- [AIM]: Copy out all of the rows below character for character, without changing anything.

- [DATASET CONTENT]:
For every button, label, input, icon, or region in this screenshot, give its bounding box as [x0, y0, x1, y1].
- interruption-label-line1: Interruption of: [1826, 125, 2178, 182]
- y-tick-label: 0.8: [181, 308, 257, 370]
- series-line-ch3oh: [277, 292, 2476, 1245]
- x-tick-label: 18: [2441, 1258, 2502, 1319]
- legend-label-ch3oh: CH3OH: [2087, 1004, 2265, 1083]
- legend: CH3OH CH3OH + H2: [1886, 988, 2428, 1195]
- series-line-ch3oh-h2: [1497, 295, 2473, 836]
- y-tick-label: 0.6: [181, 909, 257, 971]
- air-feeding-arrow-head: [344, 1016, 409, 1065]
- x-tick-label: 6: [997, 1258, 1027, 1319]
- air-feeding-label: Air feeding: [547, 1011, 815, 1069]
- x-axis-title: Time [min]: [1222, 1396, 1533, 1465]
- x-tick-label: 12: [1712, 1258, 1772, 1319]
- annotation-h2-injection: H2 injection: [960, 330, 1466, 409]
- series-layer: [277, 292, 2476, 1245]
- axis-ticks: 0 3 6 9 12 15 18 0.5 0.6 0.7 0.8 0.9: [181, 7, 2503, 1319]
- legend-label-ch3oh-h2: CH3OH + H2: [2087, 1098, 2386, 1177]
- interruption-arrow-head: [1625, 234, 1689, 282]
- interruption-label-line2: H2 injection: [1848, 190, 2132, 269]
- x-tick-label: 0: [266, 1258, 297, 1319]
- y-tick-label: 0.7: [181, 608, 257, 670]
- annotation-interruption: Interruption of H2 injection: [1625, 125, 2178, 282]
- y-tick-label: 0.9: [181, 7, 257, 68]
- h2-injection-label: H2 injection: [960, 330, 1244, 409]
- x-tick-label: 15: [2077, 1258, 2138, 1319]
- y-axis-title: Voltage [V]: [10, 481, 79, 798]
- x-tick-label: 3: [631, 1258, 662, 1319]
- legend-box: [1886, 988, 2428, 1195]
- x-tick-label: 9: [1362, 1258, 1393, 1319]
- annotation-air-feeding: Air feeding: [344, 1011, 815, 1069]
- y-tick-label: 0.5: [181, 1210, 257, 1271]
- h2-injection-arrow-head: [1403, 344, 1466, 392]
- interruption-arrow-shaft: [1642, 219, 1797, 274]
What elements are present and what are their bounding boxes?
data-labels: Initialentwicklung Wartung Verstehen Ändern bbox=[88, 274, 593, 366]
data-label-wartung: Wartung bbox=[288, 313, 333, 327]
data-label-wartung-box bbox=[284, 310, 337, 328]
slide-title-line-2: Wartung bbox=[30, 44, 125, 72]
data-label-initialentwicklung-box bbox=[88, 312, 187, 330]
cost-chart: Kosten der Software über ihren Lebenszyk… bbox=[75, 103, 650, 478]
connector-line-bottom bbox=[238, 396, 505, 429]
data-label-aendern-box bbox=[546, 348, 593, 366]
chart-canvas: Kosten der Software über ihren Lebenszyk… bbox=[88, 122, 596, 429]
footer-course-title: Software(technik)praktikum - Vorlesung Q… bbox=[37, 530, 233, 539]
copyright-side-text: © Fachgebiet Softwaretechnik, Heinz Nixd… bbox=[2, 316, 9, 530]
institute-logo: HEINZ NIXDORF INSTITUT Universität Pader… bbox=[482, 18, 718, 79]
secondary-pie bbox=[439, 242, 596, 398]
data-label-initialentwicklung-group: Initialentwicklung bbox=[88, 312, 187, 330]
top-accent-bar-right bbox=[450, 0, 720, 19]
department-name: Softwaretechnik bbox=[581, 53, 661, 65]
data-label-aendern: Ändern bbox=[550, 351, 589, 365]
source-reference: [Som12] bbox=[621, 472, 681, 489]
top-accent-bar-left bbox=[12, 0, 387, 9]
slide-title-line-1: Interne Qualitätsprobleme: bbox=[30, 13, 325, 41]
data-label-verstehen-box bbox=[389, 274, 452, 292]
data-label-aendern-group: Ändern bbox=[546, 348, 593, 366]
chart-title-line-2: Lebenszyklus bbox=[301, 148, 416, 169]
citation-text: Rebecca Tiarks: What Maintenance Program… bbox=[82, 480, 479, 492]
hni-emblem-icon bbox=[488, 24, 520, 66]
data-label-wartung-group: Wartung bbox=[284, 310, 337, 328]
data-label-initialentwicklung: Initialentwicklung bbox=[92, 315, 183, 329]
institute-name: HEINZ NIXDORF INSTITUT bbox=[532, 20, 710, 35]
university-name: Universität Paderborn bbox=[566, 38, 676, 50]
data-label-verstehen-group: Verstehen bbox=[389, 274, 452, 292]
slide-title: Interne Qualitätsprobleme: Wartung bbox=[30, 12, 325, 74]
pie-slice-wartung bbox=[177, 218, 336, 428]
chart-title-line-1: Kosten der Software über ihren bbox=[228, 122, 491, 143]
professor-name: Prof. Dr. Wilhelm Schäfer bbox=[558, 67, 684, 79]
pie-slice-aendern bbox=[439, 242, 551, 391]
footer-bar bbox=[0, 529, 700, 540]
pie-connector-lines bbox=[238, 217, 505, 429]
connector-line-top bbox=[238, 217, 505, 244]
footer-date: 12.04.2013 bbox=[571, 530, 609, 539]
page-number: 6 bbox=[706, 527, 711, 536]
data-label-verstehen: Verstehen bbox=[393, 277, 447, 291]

- [EXERCISE ANSWER]:
For every button, label, input, icon, or region in this screenshot, give its bounding box as [x0, y0, x1, y1].
- interruption-label-line1: Interruption of: [1826, 125, 2178, 182]
- y-tick-label: 0.8: [181, 308, 257, 370]
- series-line-ch3oh: [277, 292, 2476, 1245]
- x-tick-label: 18: [2441, 1258, 2502, 1319]
- legend-label-ch3oh: CH3OH: [2087, 1004, 2265, 1083]
- legend: CH3OH CH3OH + H2: [1886, 988, 2428, 1195]
- series-line-ch3oh-h2: [1497, 295, 2473, 836]
- y-tick-label: 0.6: [181, 909, 257, 971]
- air-feeding-arrow-head: [344, 1016, 409, 1065]
- x-tick-label: 6: [997, 1258, 1027, 1319]
- air-feeding-label: Air feeding: [547, 1011, 815, 1069]
- x-axis-title: Time [min]: [1222, 1396, 1533, 1465]
- x-tick-label: 12: [1712, 1258, 1772, 1319]
- annotation-h2-injection: H2 injection: [960, 330, 1466, 409]
- series-layer: [277, 292, 2476, 1245]
- axis-ticks: 0 3 6 9 12 15 18 0.5 0.6 0.7 0.8 0.9: [181, 7, 2503, 1319]
- legend-label-ch3oh-h2: CH3OH + H2: [2087, 1098, 2386, 1177]
- interruption-arrow-head: [1625, 234, 1689, 282]
- interruption-label-line2: H2 injection: [1848, 190, 2132, 269]
- x-tick-label: 0: [266, 1258, 297, 1319]
- y-tick-label: 0.7: [181, 608, 257, 670]
- annotation-interruption: Interruption of H2 injection: [1625, 125, 2178, 282]
- y-tick-label: 0.9: [181, 7, 257, 68]
- h2-injection-label: H2 injection: [960, 330, 1244, 409]
- x-tick-label: 15: [2077, 1258, 2138, 1319]
- y-axis-title: Voltage [V]: [10, 481, 79, 798]
- x-tick-label: 3: [631, 1258, 662, 1319]
- legend-box: [1886, 988, 2428, 1195]
- x-tick-label: 9: [1362, 1258, 1393, 1319]
- annotation-air-feeding: Air feeding: [344, 1011, 815, 1069]
- y-tick-label: 0.5: [181, 1210, 257, 1271]
- h2-injection-arrow-head: [1403, 344, 1466, 392]
- interruption-arrow-shaft: [1642, 219, 1797, 274]
What elements are present and what are their bounding boxes?
data-labels: Initialentwicklung Wartung Verstehen Ändern bbox=[88, 274, 593, 366]
data-label-wartung: Wartung bbox=[288, 313, 333, 327]
data-label-wartung-box bbox=[284, 310, 337, 328]
slide-title-line-2: Wartung bbox=[30, 44, 125, 72]
data-label-initialentwicklung-box bbox=[88, 312, 187, 330]
cost-chart: Kosten der Software über ihren Lebenszyk… bbox=[75, 103, 650, 478]
connector-line-bottom bbox=[238, 396, 505, 429]
data-label-aendern-box bbox=[546, 348, 593, 366]
chart-canvas: Kosten der Software über ihren Lebenszyk… bbox=[88, 122, 596, 429]
footer-course-title: Software(technik)praktikum - Vorlesung Q… bbox=[37, 530, 233, 539]
copyright-side-text: © Fachgebiet Softwaretechnik, Heinz Nixd… bbox=[2, 316, 9, 530]
institute-logo: HEINZ NIXDORF INSTITUT Universität Pader… bbox=[482, 18, 718, 79]
secondary-pie bbox=[439, 242, 596, 398]
data-label-initialentwicklung-group: Initialentwicklung bbox=[88, 312, 187, 330]
top-accent-bar-right bbox=[450, 0, 720, 19]
department-name: Softwaretechnik bbox=[581, 53, 661, 65]
data-label-aendern: Ändern bbox=[550, 351, 589, 365]
source-reference: [Som12] bbox=[621, 472, 681, 489]
top-accent-bar-left bbox=[12, 0, 387, 9]
slide-title-line-1: Interne Qualitätsprobleme: bbox=[30, 13, 325, 41]
data-label-verstehen-box bbox=[389, 274, 452, 292]
data-label-aendern-group: Ändern bbox=[546, 348, 593, 366]
chart-title-line-2: Lebenszyklus bbox=[301, 148, 416, 169]
citation-text: Rebecca Tiarks: What Maintenance Program… bbox=[82, 480, 479, 492]
hni-emblem-icon bbox=[488, 24, 520, 66]
data-label-wartung-group: Wartung bbox=[284, 310, 337, 328]
data-label-initialentwicklung: Initialentwicklung bbox=[92, 315, 183, 329]
institute-name: HEINZ NIXDORF INSTITUT bbox=[532, 20, 710, 35]
university-name: Universität Paderborn bbox=[566, 38, 676, 50]
data-label-verstehen-group: Verstehen bbox=[389, 274, 452, 292]
slide-title: Interne Qualitätsprobleme: Wartung bbox=[30, 12, 325, 74]
pie-slice-wartung bbox=[177, 218, 336, 428]
chart-title-line-1: Kosten der Software über ihren bbox=[228, 122, 491, 143]
professor-name: Prof. Dr. Wilhelm Schäfer bbox=[558, 67, 684, 79]
pie-slice-aendern bbox=[439, 242, 551, 391]
footer-bar bbox=[0, 529, 700, 540]
pie-connector-lines bbox=[238, 217, 505, 429]
connector-line-top bbox=[238, 217, 505, 244]
footer-date: 12.04.2013 bbox=[571, 530, 609, 539]
page-number: 6 bbox=[706, 527, 711, 536]
data-label-verstehen: Verstehen bbox=[393, 277, 447, 291]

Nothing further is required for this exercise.